[Figure data in JSON]
·····

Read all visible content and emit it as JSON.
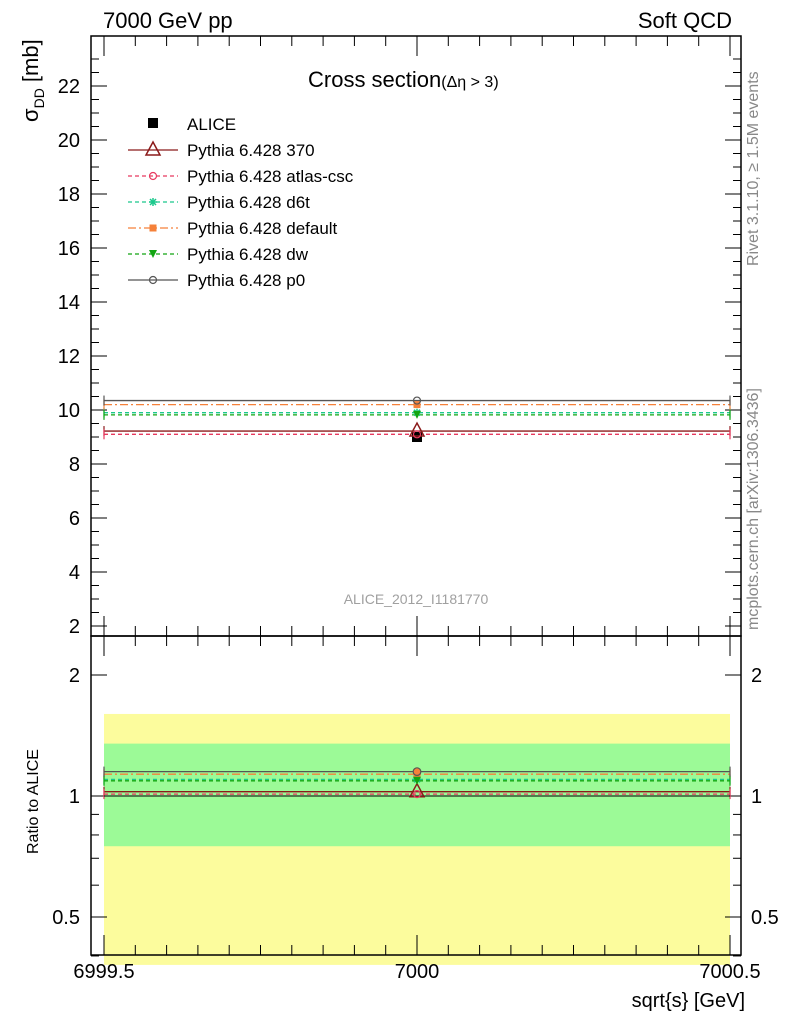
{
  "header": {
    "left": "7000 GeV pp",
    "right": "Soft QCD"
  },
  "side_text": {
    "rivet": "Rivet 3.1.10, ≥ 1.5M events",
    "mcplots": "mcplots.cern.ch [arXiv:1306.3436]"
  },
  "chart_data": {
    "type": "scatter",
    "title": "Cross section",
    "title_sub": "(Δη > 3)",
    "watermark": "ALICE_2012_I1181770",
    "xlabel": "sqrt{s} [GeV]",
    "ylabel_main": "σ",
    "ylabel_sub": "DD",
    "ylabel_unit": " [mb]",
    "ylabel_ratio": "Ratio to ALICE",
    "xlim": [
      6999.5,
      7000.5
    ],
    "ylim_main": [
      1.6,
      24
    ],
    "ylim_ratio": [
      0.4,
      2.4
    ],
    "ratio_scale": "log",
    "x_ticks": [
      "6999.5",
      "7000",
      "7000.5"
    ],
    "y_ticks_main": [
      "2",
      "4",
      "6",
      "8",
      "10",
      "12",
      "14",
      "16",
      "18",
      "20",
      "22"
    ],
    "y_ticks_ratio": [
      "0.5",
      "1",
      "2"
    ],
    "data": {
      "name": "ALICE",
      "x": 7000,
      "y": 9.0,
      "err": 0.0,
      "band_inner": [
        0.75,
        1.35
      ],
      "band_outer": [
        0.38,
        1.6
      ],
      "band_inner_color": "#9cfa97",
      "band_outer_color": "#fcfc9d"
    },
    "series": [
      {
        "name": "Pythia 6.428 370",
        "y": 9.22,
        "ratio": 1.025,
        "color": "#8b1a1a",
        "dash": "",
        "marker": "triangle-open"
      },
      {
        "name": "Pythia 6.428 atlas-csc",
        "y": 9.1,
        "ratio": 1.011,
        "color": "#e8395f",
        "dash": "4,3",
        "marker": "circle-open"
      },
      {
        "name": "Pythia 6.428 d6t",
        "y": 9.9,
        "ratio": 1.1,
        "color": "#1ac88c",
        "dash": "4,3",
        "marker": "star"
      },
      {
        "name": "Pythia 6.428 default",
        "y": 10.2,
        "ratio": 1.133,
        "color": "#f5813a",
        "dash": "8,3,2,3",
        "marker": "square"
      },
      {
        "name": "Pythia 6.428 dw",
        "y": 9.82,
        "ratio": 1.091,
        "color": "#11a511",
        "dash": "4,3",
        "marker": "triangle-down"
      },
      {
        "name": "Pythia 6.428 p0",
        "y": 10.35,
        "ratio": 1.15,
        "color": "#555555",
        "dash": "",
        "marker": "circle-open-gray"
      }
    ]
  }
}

·····

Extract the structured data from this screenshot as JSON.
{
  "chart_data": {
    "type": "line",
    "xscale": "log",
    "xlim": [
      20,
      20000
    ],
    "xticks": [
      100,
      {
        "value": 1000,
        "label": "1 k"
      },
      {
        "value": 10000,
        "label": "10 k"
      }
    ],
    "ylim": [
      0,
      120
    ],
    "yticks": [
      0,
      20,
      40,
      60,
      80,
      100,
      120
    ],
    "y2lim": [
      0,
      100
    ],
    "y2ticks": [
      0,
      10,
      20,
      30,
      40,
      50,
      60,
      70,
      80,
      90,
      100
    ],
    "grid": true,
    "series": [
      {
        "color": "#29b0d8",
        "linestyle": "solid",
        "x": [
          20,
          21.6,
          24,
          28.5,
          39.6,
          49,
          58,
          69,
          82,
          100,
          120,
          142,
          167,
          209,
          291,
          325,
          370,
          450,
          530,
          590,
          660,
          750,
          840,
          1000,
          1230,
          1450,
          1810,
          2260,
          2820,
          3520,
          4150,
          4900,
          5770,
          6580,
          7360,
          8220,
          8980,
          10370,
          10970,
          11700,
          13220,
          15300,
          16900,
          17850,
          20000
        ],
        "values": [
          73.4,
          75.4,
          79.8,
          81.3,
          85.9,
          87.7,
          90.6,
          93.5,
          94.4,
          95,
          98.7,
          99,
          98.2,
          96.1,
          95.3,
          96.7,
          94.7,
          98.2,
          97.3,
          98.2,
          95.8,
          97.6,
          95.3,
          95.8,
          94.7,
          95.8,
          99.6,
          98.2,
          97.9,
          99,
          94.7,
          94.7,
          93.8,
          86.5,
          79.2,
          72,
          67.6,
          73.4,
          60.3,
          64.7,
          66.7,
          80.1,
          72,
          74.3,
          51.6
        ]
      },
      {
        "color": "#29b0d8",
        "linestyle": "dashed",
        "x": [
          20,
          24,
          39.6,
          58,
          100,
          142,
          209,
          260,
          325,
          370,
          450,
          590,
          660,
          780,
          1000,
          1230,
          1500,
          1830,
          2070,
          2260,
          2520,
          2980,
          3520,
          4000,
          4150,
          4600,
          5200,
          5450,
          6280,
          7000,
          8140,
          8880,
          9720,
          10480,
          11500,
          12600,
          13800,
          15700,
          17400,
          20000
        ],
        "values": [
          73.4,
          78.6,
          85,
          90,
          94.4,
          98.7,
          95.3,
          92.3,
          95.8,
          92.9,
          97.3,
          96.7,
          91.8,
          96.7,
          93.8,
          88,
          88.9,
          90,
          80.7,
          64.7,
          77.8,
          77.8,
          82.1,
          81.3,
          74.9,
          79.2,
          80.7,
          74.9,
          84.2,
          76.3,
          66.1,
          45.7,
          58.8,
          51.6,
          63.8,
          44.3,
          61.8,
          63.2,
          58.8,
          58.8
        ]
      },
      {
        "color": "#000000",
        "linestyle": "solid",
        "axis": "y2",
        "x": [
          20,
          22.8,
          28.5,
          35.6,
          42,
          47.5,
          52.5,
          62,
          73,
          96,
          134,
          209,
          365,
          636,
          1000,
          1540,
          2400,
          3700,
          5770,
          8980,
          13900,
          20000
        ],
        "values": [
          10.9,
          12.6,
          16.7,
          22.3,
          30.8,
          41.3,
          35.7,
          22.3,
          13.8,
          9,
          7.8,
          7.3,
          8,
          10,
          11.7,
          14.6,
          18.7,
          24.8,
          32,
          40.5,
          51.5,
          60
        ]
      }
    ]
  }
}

·····

Count up every line above that has the word "Pythia" in it; answer with the number alone.

- Task output
6